» **Record set**:

=-=-=-=-=

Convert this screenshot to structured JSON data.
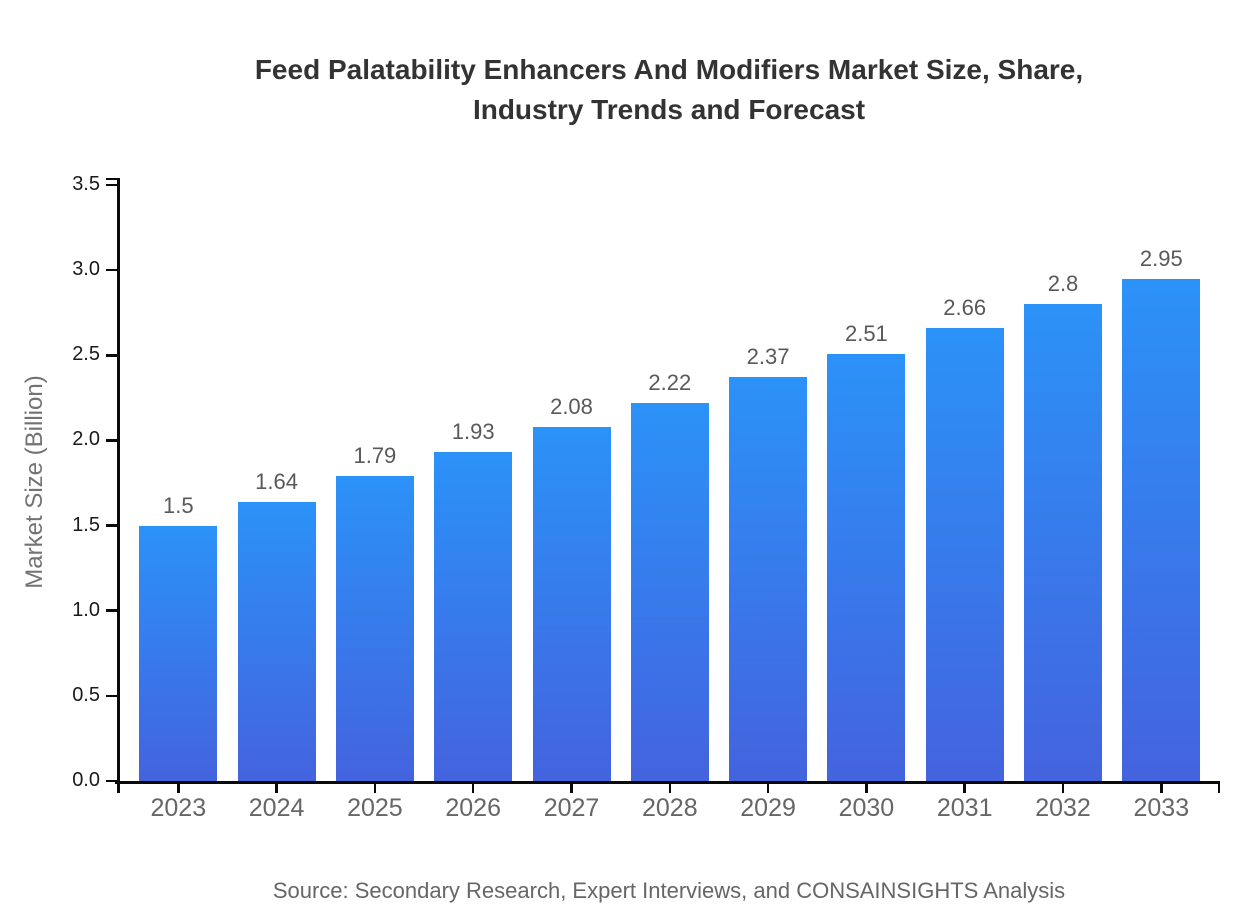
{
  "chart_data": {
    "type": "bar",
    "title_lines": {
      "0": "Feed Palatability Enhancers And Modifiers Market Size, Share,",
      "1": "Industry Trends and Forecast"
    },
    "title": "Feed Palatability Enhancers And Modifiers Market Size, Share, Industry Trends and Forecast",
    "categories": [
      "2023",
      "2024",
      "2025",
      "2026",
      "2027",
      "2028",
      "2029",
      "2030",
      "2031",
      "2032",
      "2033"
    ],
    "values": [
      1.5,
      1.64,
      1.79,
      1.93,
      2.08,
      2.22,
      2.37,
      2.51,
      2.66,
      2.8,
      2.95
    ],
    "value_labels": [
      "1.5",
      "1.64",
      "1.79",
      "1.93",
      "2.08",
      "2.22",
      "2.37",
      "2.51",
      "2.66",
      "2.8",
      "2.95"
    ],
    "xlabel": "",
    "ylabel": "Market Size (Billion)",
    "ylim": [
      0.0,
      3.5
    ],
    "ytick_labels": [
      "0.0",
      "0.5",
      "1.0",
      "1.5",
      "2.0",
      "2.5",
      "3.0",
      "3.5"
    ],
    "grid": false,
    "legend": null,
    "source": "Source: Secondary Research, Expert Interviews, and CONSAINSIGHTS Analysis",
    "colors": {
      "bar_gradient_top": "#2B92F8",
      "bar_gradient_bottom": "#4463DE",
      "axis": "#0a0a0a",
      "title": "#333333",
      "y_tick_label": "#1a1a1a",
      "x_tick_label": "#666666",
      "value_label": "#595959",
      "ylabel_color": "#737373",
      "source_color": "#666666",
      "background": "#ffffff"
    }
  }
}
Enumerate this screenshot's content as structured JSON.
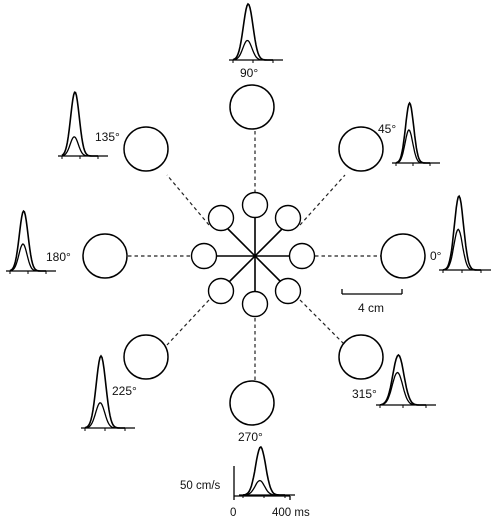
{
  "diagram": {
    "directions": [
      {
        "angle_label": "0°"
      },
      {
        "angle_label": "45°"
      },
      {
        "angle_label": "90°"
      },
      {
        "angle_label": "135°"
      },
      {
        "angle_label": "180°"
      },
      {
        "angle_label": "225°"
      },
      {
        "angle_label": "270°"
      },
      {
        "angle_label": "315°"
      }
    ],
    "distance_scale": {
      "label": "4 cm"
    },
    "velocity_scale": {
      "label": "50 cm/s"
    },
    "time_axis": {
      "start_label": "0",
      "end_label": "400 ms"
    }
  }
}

=-=-=-=-=

» **The task**: Restate the whole of the material word for word without the pictures.

» **Result for this task**:
Convert this screenshot to structured JSON data.
{
  "chart_data": {
    "type": "bar",
    "title_lines": {
      "0": "Feed Palatability Enhancers And Modifiers Market Size, Share,",
      "1": "Industry Trends and Forecast"
    },
    "title": "Feed Palatability Enhancers And Modifiers Market Size, Share, Industry Trends and Forecast",
    "categories": [
      "2023",
      "2024",
      "2025",
      "2026",
      "2027",
      "2028",
      "2029",
      "2030",
      "2031",
      "2032",
      "2033"
    ],
    "values": [
      1.5,
      1.64,
      1.79,
      1.93,
      2.08,
      2.22,
      2.37,
      2.51,
      2.66,
      2.8,
      2.95
    ],
    "value_labels": [
      "1.5",
      "1.64",
      "1.79",
      "1.93",
      "2.08",
      "2.22",
      "2.37",
      "2.51",
      "2.66",
      "2.8",
      "2.95"
    ],
    "xlabel": "",
    "ylabel": "Market Size (Billion)",
    "ylim": [
      0.0,
      3.5
    ],
    "ytick_labels": [
      "0.0",
      "0.5",
      "1.0",
      "1.5",
      "2.0",
      "2.5",
      "3.0",
      "3.5"
    ],
    "grid": false,
    "legend": null,
    "source": "Source: Secondary Research, Expert Interviews, and CONSAINSIGHTS Analysis",
    "colors": {
      "bar_gradient_top": "#2B92F8",
      "bar_gradient_bottom": "#4463DE",
      "axis": "#0a0a0a",
      "title": "#333333",
      "y_tick_label": "#1a1a1a",
      "x_tick_label": "#666666",
      "value_label": "#595959",
      "ylabel_color": "#737373",
      "source_color": "#666666",
      "background": "#ffffff"
    }
  }
}
Enumerate this screenshot's content as structured JSON.
{
  "diagram": {
    "directions": [
      {
        "angle_label": "0°"
      },
      {
        "angle_label": "45°"
      },
      {
        "angle_label": "90°"
      },
      {
        "angle_label": "135°"
      },
      {
        "angle_label": "180°"
      },
      {
        "angle_label": "225°"
      },
      {
        "angle_label": "270°"
      },
      {
        "angle_label": "315°"
      }
    ],
    "distance_scale": {
      "label": "4 cm"
    },
    "velocity_scale": {
      "label": "50 cm/s"
    },
    "time_axis": {
      "start_label": "0",
      "end_label": "400 ms"
    }
  }
}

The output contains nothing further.